▶ _The task_: Search the material for the word "using" and report each line where it turns up.

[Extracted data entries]
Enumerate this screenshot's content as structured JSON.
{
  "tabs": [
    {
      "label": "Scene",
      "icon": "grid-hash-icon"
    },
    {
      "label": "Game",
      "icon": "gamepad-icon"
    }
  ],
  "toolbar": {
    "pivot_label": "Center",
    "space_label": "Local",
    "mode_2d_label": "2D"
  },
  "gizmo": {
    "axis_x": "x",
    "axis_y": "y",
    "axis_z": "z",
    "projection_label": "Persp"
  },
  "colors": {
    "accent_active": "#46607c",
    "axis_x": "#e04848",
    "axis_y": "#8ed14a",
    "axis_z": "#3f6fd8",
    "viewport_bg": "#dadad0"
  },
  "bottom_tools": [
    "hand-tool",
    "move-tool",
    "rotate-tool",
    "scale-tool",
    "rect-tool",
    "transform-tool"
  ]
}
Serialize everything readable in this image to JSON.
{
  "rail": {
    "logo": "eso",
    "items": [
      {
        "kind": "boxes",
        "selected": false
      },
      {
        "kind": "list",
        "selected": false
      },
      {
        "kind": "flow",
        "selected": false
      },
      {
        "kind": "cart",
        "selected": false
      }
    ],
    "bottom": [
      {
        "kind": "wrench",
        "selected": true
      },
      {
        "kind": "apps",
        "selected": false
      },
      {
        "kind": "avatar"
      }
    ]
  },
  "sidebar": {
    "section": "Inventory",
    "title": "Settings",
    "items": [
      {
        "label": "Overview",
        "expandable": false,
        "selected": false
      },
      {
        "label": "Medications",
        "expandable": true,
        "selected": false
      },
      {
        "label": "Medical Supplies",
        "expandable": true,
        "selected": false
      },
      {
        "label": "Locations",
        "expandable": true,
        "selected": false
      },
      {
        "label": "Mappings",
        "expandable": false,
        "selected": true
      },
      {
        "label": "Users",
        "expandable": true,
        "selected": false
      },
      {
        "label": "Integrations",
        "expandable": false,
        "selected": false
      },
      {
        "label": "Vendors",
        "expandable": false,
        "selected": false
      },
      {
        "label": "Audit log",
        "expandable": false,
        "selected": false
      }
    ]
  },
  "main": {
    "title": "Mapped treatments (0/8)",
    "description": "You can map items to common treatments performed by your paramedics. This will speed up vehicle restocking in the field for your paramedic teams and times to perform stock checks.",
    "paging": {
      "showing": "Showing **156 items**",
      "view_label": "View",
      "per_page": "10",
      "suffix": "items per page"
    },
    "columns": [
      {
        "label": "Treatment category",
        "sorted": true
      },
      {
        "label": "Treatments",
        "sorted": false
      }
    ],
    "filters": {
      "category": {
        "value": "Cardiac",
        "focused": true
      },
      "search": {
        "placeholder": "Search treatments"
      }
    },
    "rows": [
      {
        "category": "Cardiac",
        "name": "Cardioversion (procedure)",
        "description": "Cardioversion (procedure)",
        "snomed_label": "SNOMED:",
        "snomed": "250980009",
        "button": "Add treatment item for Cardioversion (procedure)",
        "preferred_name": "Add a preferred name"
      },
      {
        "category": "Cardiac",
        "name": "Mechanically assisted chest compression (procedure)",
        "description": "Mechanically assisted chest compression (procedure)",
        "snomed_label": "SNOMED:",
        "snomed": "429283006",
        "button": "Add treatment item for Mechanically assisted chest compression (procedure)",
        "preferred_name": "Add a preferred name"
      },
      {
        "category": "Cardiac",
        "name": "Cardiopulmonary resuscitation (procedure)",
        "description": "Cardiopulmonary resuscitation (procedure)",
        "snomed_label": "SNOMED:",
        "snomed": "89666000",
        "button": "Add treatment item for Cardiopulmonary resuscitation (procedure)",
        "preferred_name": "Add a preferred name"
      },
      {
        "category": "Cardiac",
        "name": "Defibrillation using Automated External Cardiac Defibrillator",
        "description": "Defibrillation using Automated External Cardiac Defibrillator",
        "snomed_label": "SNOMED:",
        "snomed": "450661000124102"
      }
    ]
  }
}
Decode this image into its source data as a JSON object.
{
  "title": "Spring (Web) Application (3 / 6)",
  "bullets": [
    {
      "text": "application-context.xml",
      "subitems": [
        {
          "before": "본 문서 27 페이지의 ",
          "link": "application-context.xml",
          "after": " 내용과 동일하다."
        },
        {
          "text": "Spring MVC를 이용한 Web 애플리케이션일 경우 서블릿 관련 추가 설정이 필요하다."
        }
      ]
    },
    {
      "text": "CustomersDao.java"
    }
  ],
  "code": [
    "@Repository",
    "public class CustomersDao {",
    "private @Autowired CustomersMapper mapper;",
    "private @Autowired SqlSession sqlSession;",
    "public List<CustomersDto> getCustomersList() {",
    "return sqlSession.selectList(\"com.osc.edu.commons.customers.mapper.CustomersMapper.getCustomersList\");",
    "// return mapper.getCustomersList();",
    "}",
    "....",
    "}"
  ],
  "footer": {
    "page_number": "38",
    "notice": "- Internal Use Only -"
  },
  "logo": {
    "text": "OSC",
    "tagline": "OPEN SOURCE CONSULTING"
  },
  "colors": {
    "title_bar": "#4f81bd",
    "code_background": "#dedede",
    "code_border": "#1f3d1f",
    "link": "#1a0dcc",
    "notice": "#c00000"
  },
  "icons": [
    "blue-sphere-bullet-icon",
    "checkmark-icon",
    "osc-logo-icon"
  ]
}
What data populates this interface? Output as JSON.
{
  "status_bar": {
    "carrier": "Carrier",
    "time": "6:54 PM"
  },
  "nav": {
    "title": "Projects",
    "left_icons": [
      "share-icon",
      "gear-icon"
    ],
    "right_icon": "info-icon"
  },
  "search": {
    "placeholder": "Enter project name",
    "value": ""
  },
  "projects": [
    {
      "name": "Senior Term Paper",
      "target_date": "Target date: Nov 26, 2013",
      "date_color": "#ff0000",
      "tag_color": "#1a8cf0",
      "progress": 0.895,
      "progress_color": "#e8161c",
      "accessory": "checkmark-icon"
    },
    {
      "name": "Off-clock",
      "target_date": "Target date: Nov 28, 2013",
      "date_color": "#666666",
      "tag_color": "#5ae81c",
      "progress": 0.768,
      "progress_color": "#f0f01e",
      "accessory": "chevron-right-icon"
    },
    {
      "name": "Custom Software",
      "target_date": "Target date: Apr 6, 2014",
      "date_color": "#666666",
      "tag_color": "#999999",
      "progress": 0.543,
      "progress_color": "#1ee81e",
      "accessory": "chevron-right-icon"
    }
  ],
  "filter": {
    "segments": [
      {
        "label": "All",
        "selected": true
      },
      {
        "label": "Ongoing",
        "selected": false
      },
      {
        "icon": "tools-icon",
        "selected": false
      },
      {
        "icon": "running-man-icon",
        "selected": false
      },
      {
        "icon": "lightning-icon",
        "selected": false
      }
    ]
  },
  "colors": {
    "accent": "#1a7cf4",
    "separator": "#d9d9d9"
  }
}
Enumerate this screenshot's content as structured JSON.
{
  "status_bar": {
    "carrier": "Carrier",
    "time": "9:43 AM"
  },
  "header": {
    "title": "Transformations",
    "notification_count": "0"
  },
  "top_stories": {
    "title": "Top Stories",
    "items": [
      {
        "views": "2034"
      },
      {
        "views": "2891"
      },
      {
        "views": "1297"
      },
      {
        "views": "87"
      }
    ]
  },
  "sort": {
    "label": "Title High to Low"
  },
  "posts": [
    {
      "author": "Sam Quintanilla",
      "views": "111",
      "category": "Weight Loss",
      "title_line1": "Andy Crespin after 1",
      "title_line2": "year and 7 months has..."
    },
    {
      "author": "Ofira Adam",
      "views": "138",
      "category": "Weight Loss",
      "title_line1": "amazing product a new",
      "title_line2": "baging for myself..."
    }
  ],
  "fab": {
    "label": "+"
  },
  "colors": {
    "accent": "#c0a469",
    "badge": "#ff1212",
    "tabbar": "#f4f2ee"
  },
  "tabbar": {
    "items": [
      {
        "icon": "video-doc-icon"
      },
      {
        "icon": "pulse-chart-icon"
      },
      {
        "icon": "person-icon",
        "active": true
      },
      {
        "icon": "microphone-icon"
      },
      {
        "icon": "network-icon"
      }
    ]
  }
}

▶ _Final answer_:
        "name": "Defibrillation using Automated External Cardiac Defibrillator",
        "description": "Defibrillation using Automated External Cardiac Defibrillator",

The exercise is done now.